GOAL:
Collect all the lines that mention the word "test".

SOURCE RECORDS:
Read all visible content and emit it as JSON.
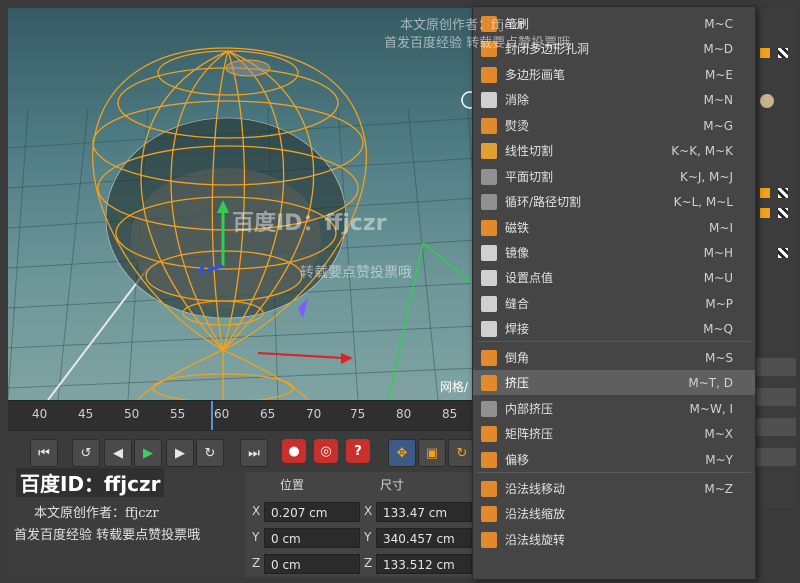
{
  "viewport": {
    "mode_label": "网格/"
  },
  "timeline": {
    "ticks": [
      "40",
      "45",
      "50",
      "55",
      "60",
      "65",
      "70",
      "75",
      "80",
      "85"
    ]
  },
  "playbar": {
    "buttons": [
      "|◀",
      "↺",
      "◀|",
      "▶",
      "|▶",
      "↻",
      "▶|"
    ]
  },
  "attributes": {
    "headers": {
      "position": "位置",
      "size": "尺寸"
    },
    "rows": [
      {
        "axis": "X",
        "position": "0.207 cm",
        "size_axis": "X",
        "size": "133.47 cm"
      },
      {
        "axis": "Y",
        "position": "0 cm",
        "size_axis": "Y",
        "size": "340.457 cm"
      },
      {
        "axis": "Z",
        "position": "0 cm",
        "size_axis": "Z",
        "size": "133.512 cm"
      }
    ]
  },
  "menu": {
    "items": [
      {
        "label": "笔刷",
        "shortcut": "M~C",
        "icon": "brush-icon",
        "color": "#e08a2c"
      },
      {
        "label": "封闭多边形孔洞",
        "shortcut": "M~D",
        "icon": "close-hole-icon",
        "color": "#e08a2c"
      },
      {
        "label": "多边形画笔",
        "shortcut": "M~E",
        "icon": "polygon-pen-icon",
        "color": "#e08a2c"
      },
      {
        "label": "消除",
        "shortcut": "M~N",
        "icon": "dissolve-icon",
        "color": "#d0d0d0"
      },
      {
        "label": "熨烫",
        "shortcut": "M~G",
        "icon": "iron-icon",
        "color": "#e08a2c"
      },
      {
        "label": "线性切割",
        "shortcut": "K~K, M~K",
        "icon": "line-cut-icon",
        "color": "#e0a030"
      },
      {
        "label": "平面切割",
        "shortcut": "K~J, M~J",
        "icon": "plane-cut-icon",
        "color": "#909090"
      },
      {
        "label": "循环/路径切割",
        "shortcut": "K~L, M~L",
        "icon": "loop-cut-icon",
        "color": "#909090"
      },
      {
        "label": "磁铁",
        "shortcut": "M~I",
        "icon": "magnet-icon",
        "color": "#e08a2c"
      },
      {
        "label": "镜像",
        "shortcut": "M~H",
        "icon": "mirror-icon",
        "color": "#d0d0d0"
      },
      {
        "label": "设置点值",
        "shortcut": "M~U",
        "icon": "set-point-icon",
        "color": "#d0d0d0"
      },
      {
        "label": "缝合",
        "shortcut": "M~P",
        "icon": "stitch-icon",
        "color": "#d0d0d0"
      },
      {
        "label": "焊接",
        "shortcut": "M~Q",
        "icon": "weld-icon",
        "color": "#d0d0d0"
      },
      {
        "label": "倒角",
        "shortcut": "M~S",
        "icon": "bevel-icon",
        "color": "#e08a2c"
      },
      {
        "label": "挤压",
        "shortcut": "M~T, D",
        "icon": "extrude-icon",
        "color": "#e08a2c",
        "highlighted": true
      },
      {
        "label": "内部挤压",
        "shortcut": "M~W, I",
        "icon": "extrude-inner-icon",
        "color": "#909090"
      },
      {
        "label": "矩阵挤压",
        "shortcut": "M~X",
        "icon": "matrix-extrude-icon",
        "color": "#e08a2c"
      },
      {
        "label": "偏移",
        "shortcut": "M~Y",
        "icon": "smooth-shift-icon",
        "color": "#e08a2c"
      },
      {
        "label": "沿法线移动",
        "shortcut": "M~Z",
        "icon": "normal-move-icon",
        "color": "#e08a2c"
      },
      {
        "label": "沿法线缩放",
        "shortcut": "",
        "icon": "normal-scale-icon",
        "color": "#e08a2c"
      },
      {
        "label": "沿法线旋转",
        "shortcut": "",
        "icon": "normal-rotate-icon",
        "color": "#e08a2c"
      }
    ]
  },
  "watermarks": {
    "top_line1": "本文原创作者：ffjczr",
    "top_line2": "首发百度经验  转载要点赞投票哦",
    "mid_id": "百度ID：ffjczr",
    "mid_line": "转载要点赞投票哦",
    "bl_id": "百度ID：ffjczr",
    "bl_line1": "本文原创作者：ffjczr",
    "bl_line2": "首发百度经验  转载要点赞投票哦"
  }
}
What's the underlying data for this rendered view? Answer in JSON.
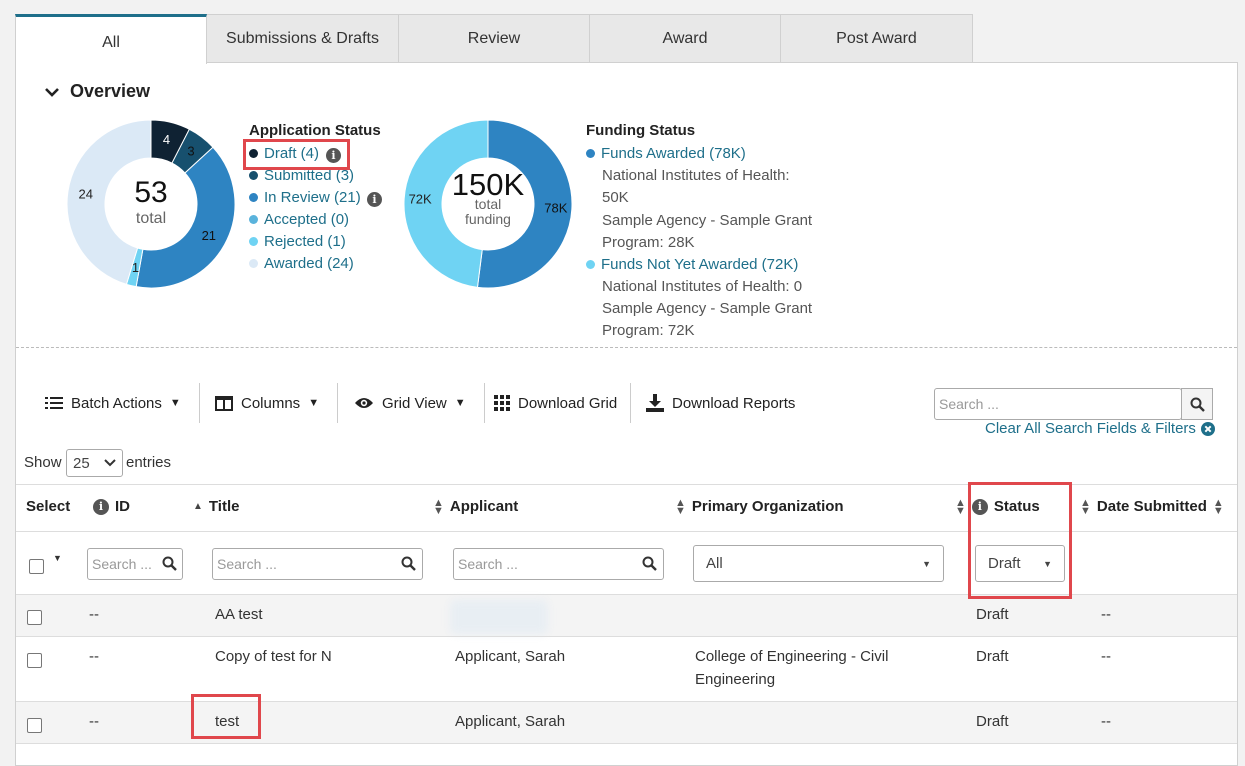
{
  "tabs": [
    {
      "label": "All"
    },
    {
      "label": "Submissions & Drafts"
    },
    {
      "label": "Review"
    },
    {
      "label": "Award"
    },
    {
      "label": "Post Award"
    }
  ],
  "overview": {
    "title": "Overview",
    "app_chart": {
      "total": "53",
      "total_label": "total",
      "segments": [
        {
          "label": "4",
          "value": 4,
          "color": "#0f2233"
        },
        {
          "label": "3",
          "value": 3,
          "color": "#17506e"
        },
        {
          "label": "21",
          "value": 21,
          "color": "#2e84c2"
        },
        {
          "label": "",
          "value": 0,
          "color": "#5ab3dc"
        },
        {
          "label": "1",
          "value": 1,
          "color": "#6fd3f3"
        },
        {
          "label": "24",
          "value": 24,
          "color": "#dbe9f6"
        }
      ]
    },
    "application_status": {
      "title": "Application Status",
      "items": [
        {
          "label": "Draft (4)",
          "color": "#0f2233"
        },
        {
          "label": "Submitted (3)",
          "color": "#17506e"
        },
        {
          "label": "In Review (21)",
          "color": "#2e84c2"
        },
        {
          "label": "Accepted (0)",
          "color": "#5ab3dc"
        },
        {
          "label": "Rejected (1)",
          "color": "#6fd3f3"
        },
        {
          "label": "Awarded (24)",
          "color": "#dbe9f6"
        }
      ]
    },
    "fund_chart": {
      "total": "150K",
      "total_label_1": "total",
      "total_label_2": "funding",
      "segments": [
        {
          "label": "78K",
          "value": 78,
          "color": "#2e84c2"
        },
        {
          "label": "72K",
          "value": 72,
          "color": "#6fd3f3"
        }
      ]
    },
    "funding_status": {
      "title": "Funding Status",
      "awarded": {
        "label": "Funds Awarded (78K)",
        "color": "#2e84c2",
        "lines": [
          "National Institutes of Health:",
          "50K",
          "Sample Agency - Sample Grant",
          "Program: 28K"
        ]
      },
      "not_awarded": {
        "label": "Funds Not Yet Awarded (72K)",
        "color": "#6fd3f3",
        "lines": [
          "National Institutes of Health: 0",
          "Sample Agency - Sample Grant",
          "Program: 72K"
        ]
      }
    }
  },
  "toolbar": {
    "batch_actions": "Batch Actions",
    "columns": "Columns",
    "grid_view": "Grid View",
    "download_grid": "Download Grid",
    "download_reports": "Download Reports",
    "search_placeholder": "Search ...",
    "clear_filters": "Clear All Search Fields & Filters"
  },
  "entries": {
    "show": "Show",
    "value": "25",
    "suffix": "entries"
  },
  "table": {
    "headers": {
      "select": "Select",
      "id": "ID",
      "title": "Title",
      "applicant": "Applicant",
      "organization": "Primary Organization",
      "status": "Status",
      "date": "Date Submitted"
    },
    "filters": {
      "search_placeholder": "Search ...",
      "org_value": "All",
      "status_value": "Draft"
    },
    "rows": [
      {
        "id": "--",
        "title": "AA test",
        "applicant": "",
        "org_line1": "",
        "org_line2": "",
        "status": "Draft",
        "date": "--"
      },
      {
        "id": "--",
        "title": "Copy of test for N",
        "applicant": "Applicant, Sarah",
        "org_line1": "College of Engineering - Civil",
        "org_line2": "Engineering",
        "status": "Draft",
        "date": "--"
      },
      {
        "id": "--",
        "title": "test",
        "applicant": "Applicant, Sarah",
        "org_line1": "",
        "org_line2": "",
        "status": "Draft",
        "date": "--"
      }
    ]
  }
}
==
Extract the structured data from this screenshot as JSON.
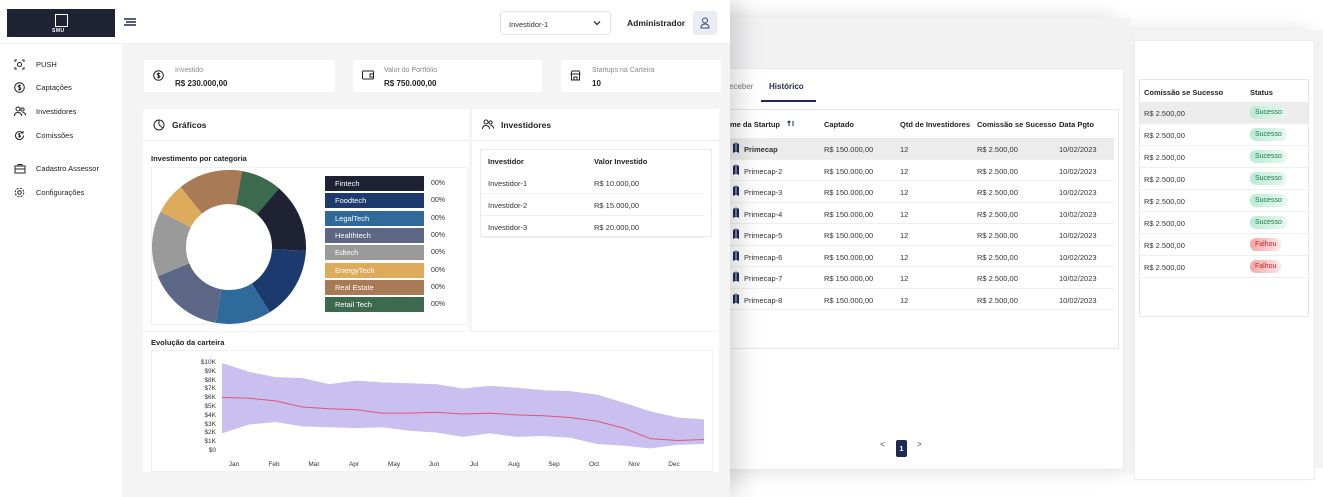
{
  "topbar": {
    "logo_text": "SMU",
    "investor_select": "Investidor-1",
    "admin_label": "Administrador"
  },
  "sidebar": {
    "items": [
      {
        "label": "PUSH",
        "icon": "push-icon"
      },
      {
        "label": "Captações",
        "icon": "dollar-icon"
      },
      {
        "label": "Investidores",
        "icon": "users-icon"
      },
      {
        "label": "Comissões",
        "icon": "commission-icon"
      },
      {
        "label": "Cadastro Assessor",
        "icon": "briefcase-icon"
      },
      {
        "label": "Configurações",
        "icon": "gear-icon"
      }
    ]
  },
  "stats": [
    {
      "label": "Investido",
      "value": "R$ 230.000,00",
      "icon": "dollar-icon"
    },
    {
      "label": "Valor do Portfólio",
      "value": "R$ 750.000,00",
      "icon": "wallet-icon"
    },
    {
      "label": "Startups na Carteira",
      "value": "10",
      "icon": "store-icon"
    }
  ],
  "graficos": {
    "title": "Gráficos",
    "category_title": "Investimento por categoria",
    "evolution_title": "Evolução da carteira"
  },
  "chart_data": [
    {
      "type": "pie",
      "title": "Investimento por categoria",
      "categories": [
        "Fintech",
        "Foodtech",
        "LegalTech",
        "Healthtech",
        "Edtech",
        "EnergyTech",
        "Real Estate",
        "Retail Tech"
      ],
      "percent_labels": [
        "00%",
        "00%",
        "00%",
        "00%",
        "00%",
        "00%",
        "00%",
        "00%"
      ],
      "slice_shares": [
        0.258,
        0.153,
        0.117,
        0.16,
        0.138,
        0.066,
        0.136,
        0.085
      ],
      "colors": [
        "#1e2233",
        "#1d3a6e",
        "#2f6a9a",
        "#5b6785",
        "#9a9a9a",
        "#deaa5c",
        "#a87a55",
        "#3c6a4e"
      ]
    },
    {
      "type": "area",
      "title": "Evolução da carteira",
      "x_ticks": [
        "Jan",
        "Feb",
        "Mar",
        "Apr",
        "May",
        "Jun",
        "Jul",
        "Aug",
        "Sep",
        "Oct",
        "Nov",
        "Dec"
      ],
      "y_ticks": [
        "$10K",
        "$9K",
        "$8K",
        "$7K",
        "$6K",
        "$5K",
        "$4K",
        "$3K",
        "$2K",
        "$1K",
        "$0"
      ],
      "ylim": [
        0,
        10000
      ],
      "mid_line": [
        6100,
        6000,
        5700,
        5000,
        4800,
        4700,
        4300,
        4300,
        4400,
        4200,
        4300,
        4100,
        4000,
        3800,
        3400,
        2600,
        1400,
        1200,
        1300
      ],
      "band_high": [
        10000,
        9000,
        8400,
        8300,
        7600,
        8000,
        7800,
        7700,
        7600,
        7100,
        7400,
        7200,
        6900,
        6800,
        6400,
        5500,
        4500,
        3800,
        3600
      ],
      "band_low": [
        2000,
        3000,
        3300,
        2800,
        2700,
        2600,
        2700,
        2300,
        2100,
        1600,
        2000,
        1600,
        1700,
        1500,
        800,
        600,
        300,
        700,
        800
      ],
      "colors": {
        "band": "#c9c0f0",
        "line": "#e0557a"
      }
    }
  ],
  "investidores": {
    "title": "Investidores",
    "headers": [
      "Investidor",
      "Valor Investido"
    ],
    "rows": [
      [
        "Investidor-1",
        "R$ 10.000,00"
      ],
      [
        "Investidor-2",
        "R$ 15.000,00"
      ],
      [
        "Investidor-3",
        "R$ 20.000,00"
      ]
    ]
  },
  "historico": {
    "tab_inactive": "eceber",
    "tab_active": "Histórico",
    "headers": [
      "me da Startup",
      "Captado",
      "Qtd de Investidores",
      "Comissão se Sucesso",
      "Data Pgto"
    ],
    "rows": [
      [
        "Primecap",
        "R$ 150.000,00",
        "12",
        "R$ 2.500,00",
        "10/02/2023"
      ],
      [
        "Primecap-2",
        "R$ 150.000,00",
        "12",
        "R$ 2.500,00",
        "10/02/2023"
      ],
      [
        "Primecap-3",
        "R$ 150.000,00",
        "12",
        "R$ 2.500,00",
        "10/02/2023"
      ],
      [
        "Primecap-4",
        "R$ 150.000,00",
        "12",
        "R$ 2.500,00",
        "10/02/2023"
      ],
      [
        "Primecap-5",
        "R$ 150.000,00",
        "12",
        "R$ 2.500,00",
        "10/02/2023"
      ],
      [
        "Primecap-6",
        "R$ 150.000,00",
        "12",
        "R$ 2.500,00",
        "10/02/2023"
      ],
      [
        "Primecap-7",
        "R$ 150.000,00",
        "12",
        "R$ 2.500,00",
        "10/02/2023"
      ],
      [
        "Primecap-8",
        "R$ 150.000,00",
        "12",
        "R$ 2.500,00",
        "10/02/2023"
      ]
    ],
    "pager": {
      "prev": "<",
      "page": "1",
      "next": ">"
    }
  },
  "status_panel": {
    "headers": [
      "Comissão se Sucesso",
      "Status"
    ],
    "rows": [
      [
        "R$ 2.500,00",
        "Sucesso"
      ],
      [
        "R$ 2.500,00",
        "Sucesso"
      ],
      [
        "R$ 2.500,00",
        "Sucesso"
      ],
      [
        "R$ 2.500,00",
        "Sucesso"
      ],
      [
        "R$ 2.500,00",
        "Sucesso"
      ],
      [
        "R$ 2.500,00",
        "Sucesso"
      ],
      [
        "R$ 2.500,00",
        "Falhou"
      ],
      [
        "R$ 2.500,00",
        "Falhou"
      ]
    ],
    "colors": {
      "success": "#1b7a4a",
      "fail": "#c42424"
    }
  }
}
* * *
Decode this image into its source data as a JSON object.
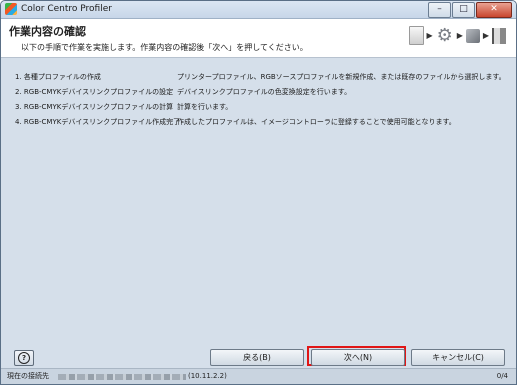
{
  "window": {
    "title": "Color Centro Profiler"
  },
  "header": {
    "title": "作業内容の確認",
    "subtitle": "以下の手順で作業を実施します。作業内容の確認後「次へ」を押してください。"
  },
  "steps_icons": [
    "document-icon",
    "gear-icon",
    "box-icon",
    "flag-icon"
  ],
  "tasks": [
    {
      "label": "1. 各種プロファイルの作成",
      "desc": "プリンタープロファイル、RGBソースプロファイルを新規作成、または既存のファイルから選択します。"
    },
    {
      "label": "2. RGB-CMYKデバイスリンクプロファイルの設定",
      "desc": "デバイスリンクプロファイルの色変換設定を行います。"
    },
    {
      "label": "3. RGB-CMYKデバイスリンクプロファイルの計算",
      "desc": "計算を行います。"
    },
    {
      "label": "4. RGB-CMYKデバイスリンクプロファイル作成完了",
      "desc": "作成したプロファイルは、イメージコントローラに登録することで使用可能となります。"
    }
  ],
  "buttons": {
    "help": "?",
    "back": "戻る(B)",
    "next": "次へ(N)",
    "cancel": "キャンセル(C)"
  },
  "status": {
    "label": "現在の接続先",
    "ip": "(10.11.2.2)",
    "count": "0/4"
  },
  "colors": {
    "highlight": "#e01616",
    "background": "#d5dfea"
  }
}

OUTPUT BELOW:
        "title": "AA test",
        "title": "Copy of test for N",
        "title": "test",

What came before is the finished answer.